> [Data provided]:

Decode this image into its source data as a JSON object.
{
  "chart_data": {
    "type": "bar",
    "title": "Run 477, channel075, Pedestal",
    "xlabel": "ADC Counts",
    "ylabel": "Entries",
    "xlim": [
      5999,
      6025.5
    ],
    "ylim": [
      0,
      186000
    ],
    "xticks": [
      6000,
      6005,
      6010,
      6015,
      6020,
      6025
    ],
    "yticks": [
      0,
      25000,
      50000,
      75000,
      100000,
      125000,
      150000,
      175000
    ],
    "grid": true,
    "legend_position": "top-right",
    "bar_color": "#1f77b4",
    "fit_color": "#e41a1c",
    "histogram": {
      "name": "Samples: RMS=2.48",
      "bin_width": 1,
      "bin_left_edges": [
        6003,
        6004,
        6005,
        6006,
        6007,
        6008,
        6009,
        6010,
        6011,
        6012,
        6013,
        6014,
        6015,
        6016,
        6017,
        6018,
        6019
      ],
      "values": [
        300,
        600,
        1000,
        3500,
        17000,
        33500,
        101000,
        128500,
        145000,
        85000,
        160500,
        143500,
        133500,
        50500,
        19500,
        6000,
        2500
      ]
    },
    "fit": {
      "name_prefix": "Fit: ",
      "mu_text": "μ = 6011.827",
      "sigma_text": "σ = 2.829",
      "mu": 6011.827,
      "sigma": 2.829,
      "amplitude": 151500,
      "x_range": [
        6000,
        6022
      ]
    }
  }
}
...
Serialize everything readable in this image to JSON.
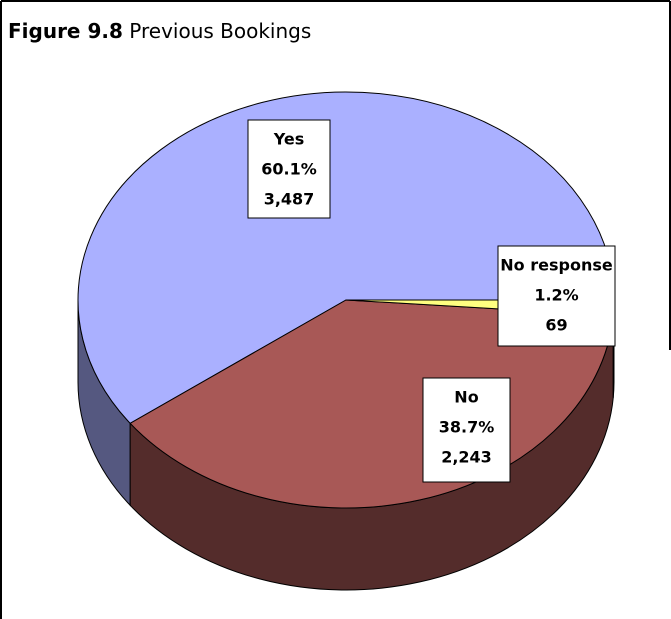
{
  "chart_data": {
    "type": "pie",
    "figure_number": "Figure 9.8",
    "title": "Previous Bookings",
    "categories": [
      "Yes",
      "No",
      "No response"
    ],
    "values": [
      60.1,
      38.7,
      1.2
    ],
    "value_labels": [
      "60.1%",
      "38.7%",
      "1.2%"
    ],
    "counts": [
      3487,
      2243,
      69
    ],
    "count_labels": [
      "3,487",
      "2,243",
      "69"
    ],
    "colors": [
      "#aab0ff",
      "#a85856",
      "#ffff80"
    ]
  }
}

> [Written task]: Scan the listing above for the word "image" and show each line where it is found.

> [Problem solution]:
Decode this image into its source data as a JSON object.
Serialize everything readable in this image to JSON.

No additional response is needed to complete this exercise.